EXERCISE TASK
Scan the listing below and copy every line holding "通讯协议".

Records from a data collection
□ □ □ □
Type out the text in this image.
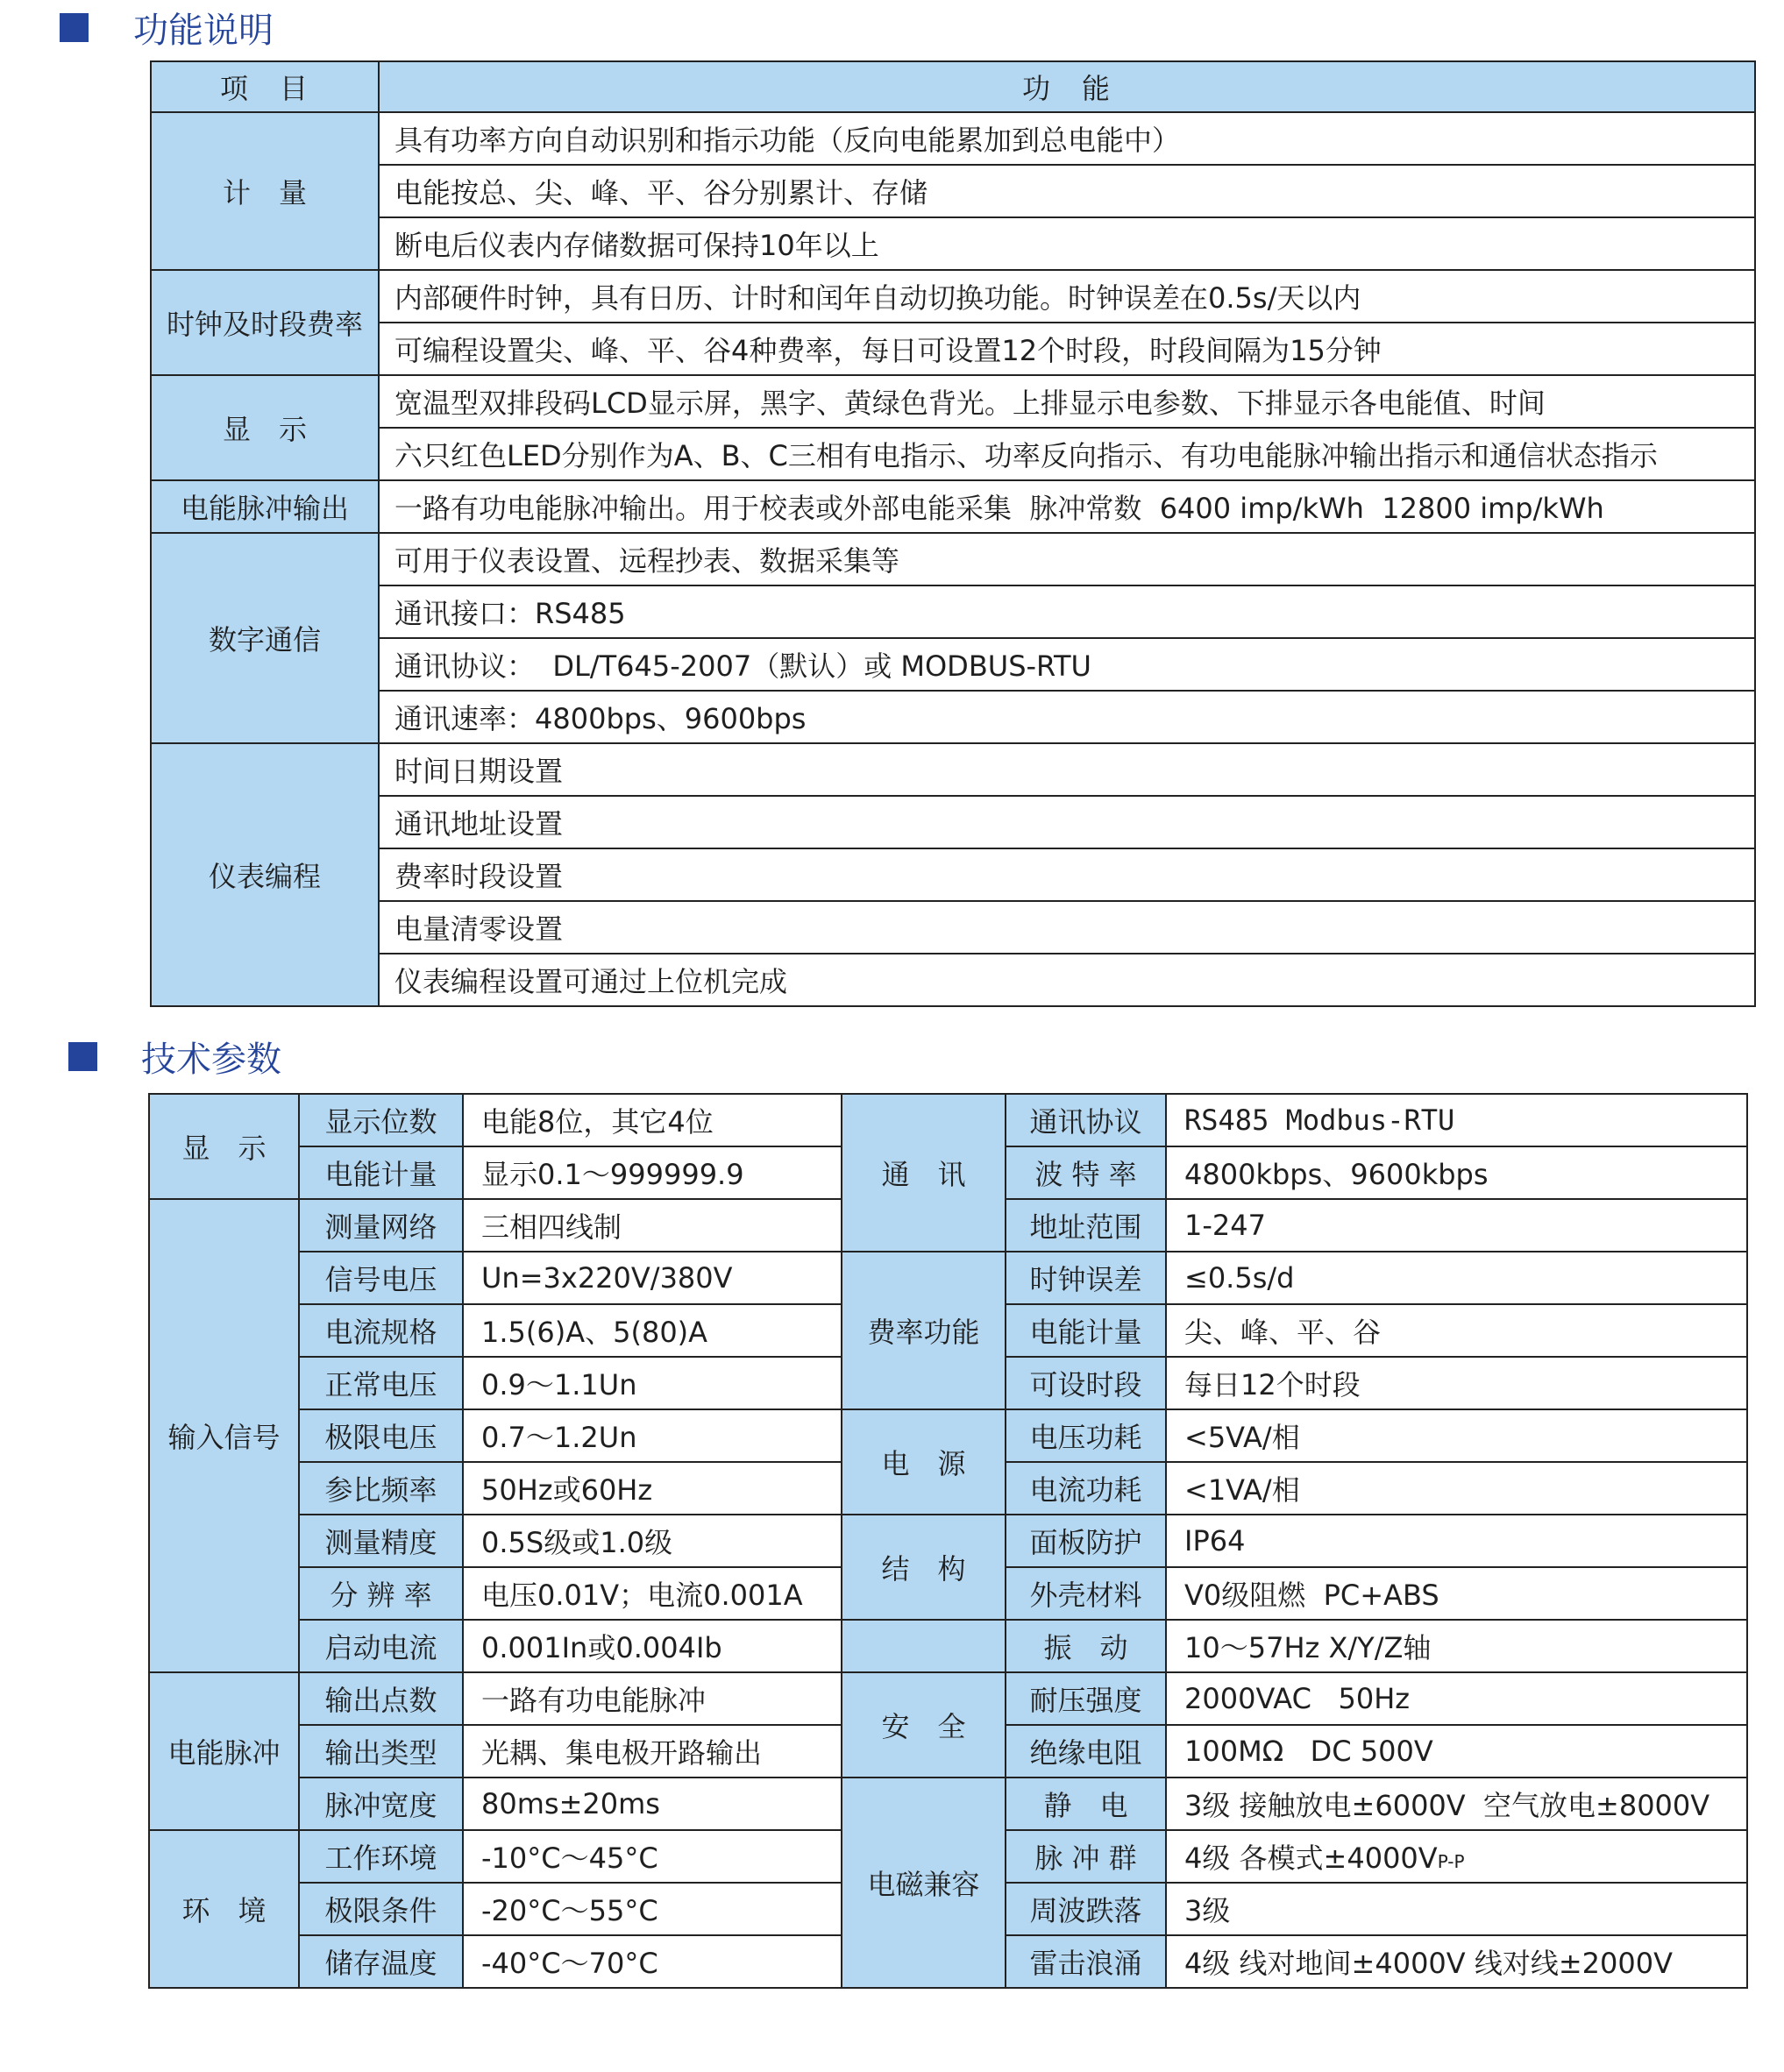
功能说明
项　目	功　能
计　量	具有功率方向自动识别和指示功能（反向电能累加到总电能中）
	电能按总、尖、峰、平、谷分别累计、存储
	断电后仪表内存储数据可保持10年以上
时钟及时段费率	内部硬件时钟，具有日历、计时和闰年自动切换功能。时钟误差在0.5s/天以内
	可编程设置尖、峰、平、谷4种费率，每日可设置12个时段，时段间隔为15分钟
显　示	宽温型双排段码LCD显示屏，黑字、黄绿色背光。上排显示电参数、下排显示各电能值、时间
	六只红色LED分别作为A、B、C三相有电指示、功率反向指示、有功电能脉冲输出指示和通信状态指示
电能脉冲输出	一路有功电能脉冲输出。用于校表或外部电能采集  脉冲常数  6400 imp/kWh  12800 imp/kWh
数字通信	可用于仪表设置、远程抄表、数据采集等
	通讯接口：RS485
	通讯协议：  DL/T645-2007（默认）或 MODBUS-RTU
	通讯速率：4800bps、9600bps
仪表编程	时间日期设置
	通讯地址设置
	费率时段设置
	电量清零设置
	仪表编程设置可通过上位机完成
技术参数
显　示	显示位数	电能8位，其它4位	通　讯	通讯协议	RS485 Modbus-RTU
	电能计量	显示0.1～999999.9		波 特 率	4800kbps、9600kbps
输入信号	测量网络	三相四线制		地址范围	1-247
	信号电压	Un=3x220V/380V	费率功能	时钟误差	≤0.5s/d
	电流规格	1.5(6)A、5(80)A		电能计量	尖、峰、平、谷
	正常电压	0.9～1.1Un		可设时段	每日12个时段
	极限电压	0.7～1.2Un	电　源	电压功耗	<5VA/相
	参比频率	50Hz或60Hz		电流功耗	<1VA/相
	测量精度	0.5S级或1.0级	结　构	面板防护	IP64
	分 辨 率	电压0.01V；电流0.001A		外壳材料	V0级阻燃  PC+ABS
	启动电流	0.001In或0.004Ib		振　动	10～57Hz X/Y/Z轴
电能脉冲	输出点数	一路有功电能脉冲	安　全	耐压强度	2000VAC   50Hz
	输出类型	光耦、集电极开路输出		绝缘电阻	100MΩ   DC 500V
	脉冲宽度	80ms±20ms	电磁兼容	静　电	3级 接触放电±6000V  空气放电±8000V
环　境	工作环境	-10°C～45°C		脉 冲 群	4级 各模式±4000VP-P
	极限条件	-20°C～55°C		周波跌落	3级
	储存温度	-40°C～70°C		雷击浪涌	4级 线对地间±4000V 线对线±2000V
□ □ □ □
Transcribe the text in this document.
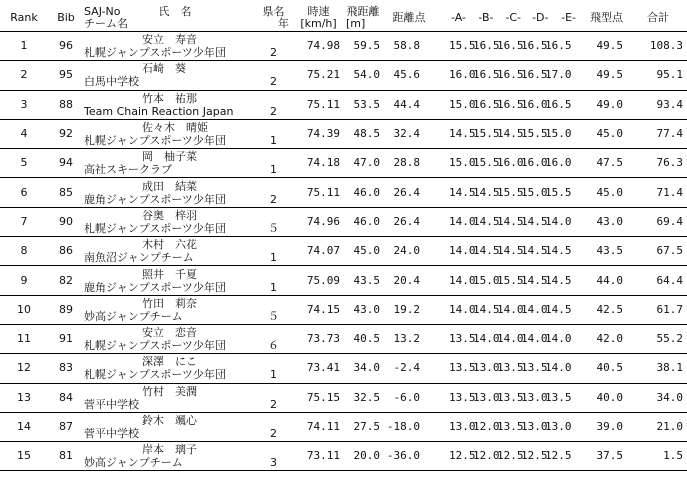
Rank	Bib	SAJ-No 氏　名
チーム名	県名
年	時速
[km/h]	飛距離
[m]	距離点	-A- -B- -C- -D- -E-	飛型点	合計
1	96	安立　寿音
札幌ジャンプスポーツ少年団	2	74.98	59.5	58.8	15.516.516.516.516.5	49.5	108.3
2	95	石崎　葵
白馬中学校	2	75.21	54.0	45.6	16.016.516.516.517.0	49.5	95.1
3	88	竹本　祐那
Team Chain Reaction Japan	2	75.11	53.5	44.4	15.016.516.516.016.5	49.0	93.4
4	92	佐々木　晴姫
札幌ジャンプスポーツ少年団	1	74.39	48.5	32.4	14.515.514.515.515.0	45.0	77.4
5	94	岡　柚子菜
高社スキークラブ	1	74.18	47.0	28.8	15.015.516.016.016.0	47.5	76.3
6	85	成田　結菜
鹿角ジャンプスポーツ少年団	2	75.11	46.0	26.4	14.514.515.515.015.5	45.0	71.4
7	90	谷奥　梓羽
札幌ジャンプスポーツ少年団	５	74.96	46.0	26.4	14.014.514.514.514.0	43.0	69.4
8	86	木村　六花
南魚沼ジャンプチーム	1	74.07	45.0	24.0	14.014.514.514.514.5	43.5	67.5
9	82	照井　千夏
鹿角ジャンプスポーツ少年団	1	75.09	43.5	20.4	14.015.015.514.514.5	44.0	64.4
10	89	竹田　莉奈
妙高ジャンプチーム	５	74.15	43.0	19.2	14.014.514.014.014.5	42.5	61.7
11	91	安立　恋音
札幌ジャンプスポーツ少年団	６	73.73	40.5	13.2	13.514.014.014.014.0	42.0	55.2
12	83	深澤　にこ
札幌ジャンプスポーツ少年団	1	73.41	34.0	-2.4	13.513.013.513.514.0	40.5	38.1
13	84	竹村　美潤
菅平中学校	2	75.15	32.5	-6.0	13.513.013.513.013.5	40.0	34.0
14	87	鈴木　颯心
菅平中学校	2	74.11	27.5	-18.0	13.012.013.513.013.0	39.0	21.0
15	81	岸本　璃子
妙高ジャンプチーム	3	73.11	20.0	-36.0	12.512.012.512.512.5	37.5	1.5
□ □ □ □
RESPONSE
	通讯协议：  DL/T645-2007（默认）或 MODBUS-RTU
显　示	显示位数	电能8位，其它4位	通　讯	通讯协议	RS485 Modbus-RTU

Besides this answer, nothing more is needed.